## TASK REQUIREMENTS
1 > Translate this sentence from the story about digging rocks out of the yard into Spanish: "My dad ran into the same problem and we decided to plant the second bush and then return to the stone."
2 > Resume the story about digging rocks out of the yard, continuing after its final sentence.

## SUPPLIED TEXT
But before planting bush two, my dad decided to find the places in the yard where the rocks were on the surface, dig them out, and fill the open space with the grass that was taken out of the spot where the bush went. This really started what ended up being big trouble. I dug one small rock out, smaller than my fist, and then I found another one. This one was big, I could tell because I had trouble finding the edges of the stone to pry it up. I figured it must be about the size of a brick, maybe a little larger.

My dad ran into the same problem and we decided to plant the second bush and then return to the stone. The original choice for location on this one didn't work--we ran into roots from the tree--and we shifted our location another twenty feet or so. We ran into more tree roots, but my dad said these were from a tree the builder took down and since he was pulling pieces out easily enough, I figured he was right since they were rotted.

There was a really big root, though, that he needed me to yank on while he used the shovel as leverage. I pulled with all my strength, but too much of the root was still in the earth. I pulled harder, the root snapped, I lost my balance, and my knee took the brunt of it--and my back since I was tugging while bent over. Now I was starting to hurt, but it wasn't that bad. We got the bush in and watered.

Now it was time to tackle the stone.

It turned out there was the big stone and another smaller broken stone right against its side. My dad was trying to pull the broken rock out, but I could tell that he wasn't jiggling it the right way. I took over. It took a little more force than I expected, but I got it out. We turned our focus to the bigger rock.

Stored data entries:

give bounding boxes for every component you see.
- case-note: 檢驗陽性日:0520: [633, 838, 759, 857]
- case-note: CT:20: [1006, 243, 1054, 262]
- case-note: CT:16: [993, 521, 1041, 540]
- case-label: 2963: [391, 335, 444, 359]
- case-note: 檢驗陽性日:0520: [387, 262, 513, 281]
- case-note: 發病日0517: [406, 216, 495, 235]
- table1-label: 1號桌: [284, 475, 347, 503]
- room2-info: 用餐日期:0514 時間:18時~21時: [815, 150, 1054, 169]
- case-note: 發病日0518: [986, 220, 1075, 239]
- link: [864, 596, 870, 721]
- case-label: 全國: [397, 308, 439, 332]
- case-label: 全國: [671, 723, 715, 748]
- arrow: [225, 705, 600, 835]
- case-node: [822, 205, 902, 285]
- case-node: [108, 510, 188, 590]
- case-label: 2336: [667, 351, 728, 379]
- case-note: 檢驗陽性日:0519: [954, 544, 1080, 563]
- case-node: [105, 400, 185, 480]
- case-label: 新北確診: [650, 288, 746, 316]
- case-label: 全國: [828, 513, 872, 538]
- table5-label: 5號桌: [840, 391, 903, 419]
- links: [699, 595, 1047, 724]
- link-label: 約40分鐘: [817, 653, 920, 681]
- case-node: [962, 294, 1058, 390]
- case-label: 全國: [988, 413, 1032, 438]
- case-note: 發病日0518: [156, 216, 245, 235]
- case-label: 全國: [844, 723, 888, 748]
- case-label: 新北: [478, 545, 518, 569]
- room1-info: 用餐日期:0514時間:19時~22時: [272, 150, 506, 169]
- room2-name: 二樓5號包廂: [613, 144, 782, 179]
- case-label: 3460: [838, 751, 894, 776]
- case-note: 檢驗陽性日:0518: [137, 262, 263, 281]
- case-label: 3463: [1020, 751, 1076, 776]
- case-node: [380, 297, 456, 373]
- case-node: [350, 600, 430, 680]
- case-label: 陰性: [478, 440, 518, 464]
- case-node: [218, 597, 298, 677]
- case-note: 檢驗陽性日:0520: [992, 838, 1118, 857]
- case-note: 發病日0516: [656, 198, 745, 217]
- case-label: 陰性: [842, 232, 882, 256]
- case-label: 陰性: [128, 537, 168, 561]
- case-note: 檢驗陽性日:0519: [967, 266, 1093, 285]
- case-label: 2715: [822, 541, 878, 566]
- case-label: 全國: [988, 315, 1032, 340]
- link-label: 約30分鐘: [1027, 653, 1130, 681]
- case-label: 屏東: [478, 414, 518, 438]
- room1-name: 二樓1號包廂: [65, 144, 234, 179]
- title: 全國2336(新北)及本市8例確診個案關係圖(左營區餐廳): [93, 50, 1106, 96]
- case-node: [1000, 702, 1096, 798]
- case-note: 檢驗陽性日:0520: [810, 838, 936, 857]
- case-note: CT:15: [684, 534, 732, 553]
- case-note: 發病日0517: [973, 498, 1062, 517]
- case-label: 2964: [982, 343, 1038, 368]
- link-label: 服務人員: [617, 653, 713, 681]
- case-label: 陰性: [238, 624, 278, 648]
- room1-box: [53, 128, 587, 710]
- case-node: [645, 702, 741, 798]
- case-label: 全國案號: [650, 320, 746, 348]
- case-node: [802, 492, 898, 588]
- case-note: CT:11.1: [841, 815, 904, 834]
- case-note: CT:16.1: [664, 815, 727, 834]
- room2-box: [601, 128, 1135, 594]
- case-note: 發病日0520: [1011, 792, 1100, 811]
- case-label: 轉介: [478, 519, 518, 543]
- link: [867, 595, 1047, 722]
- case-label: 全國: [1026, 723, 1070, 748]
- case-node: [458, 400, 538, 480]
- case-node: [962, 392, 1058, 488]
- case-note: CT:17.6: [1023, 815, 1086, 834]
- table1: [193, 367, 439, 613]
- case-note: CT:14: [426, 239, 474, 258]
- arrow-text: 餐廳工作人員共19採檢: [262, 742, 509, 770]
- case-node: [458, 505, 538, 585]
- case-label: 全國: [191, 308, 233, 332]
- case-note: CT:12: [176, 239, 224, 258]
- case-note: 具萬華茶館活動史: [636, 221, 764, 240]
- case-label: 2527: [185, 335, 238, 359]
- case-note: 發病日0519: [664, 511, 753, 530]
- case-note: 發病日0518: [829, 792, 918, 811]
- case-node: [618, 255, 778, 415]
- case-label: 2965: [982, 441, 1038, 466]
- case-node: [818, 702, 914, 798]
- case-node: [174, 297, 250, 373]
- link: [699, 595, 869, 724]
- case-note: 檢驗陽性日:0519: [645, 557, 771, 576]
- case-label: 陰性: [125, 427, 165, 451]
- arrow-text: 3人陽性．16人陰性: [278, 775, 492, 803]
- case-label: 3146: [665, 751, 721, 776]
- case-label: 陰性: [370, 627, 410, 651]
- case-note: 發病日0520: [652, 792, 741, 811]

## TASK-BY-TASK ANSWERS
1 > Mi papá se topó con el mismo problema y decidimos plantar el segundo arbusto y luego volver a la piedra.

2 >
Rock might be a misnomer. Perhaps boulder would be a more accurate word. It turned out that like an ice berg, 90% of this behemoth was beneath the surface of the smaller, flattened top. My dad had the shovel in alongside the stone when I saw it--cables. "Don't dig!" I shouted. "Don't move! Cables!" He looks down and says, "That's from that old green carpet. I thought we got all of those." He bent down and tugged the fibers out. He went back to using the shovel to try to lever the stone out of the earth.

At one point, I tried to roll the stone out of the hole using both arms. Stupid mistake. Not only did I not move the boulder a centimeter, I finished torquing my knee and my back. The stone remains where it was found, a project for machinery rather than humans.

While we were working all day, the box elder bugs and Asian beetles were in attack mode. We were constantly fighting them off. As the afternoon grew later, though, the mosquitoes came out, and after all the rain we had, these things were mutantly huge.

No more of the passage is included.